# [Instructions for the task]
Repeat the lines from the one containing "candle-body [398, 417, 404, 420]" through the one containing "legend-main: Amazon.com, Inc., 1W, NASDAQ" word for word, including both of those lines.

Start Data records

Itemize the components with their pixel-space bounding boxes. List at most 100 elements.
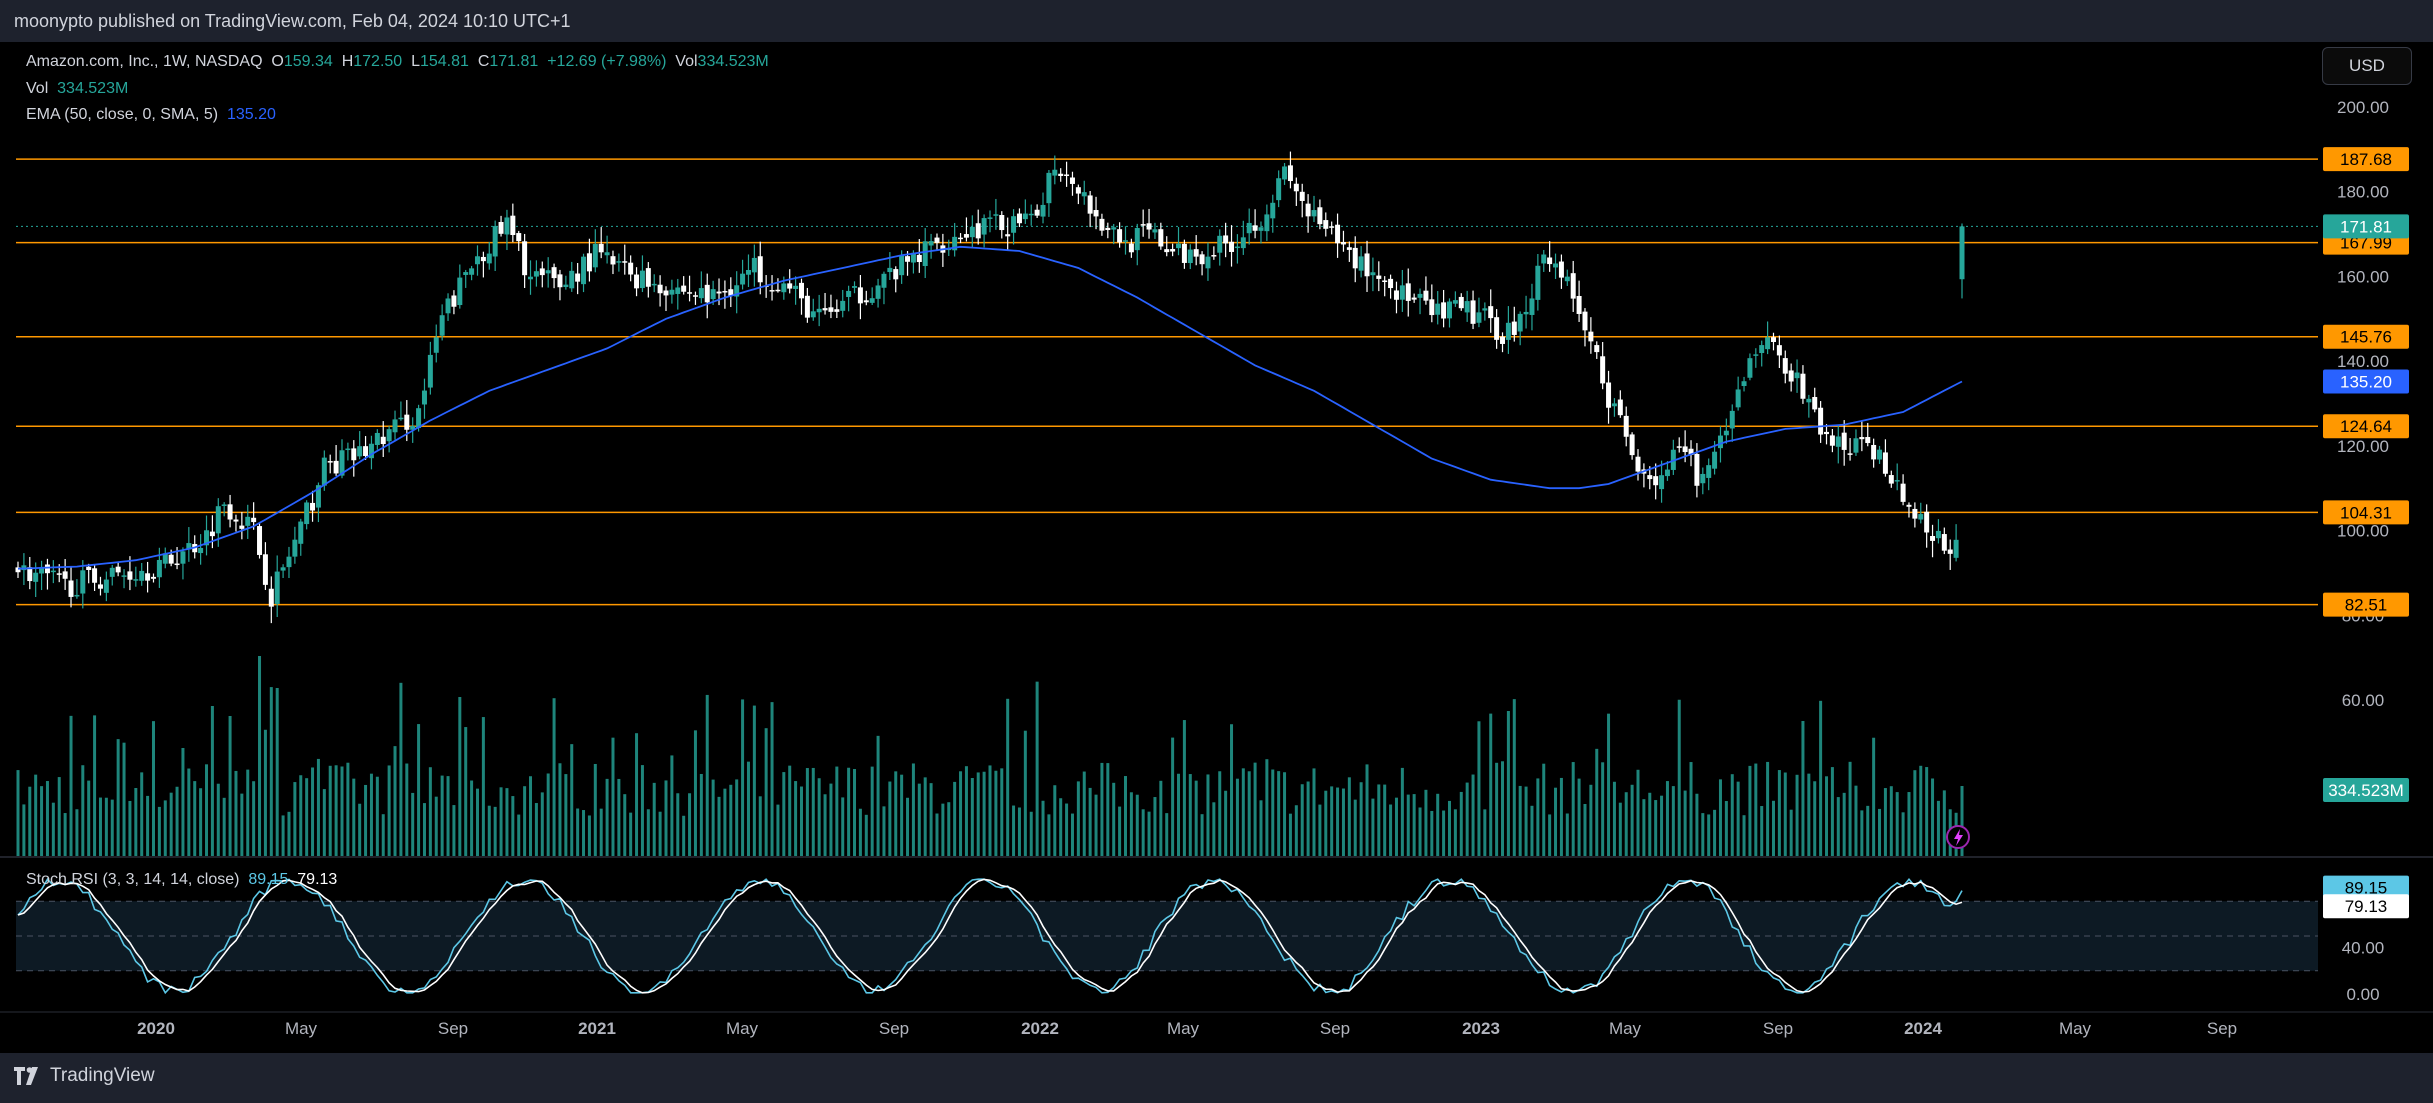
candle-body [398, 417, 404, 420]
level-price-tag: 124.64 [2323, 414, 2409, 439]
volume-bar [246, 769, 250, 856]
volume-bar [611, 737, 615, 856]
volume-bar [1141, 809, 1145, 856]
legend-main: Amazon.com, Inc., 1W, NASDAQ O159.34 H17… [26, 53, 769, 71]
volume-bar [1347, 777, 1351, 856]
volume-bar [1901, 812, 1905, 856]
price-chart-svg[interactable]: 200.00180.00160.00140.00120.00100.0080.0… [0, 42, 2433, 1053]
candle-body [156, 559, 162, 578]
candle-body [44, 564, 50, 574]
volume-bar [1123, 776, 1127, 856]
candle-body [1753, 354, 1759, 356]
candle-body [704, 284, 710, 303]
volume-bar [776, 804, 780, 856]
candle-body [56, 573, 62, 575]
candle-body [1800, 373, 1806, 399]
candle-body [681, 285, 687, 292]
volume-bar [1041, 800, 1045, 856]
volume-bar [1642, 799, 1646, 856]
candle-body [710, 289, 716, 300]
time-axis-label: May [285, 1019, 318, 1038]
candle-body [1859, 437, 1865, 440]
volume-bar [1607, 713, 1611, 856]
volume-bar [222, 797, 226, 856]
candle-body [1818, 407, 1824, 435]
volume-bar [1895, 792, 1899, 856]
candle-body [1311, 210, 1317, 217]
volume-bar [1889, 786, 1893, 856]
volume-bar [1789, 809, 1793, 856]
volume-bar [364, 784, 368, 856]
volume-bar [534, 803, 538, 856]
volume-bar [1536, 778, 1540, 856]
legend-stoch-d: 79.13 [297, 871, 338, 888]
candle-body [1176, 243, 1182, 249]
candle-body [186, 543, 192, 550]
volume-bar [75, 809, 79, 856]
volume-bar [1436, 793, 1440, 856]
candle-body [1105, 227, 1111, 231]
candle-body [1075, 187, 1081, 194]
candle-body [687, 292, 693, 294]
level-price-tag-text: 145.76 [2340, 328, 2392, 347]
candle-body [1723, 430, 1729, 436]
publish-info: moonypto published on TradingView.com, F… [14, 11, 571, 31]
price-axis-tick: 160.00 [2337, 267, 2389, 286]
candle-body [775, 289, 781, 292]
volume-bar [1554, 787, 1558, 856]
level-price-tag: 187.68 [2323, 147, 2409, 172]
volume-bar [599, 808, 603, 856]
candle-body [1841, 432, 1847, 450]
volume-bar [1707, 814, 1711, 856]
candle-body [457, 277, 463, 306]
tradingview-brand[interactable]: TradingView [14, 1065, 155, 1087]
candle-body [1270, 202, 1276, 219]
volume-bar [1718, 779, 1722, 856]
candle-body [1594, 345, 1600, 353]
legend-close: 171.81 [489, 53, 539, 70]
chart-area[interactable]: 200.00180.00160.00140.00120.00100.0080.0… [0, 42, 2433, 1053]
candle-body [1005, 234, 1011, 237]
volume-bar [1047, 814, 1051, 856]
legend-change: +12.69 (+7.98%) [547, 53, 667, 70]
volume-bar [452, 805, 456, 856]
volume-bar [1925, 767, 1929, 856]
volume-bars [16, 656, 1964, 856]
volume-bar [1748, 765, 1752, 856]
candle-body [963, 234, 969, 238]
candle-body [469, 268, 475, 275]
volume-bar [1866, 805, 1870, 856]
volume-bar [470, 780, 474, 856]
volume-bar [693, 730, 697, 856]
candle-body [804, 295, 810, 318]
volume-bar [305, 778, 309, 856]
volume-bar [593, 763, 597, 856]
volume-bar [929, 783, 933, 856]
candle-body [1258, 227, 1264, 231]
volume-bar [664, 780, 668, 856]
volume-bar [1459, 791, 1463, 856]
legend-h-label: H [341, 53, 354, 70]
volume-bar [558, 763, 562, 856]
candle-body [15, 567, 21, 573]
volume-bar [1224, 790, 1228, 856]
candle-body [1776, 345, 1782, 356]
legend-open: 159.34 [283, 53, 333, 70]
volume-bar [1495, 762, 1499, 856]
level-price-tag-text: 82.51 [2345, 596, 2388, 615]
candle-body [1606, 382, 1612, 408]
currency-button[interactable]: USD [2322, 47, 2412, 85]
candle-body [604, 252, 610, 256]
candle-body [1287, 165, 1293, 182]
volume-bar [1618, 802, 1622, 856]
volume-bar [1023, 730, 1027, 856]
candle-body [586, 253, 592, 272]
volume-bar [835, 766, 839, 856]
candle-body [869, 298, 875, 303]
volume-bar [1754, 763, 1758, 856]
candle-body [215, 506, 221, 534]
volume-bar [717, 796, 721, 856]
legend-stoch-label: Stoch RSI (3, 3, 14, 14, close) [26, 871, 240, 888]
candle-body [1170, 249, 1176, 252]
candle-body [368, 443, 374, 459]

End Data records

# [Written solution]
candle-body [398, 417, 404, 420]
level-price-tag: 124.64 [2323, 414, 2409, 439]
volume-bar [246, 769, 250, 856]
volume-bar [611, 737, 615, 856]
volume-bar [1141, 809, 1145, 856]
legend-main: Amazon.com, Inc., 1W, NASDAQ O159.34 H17… [26, 53, 769, 71]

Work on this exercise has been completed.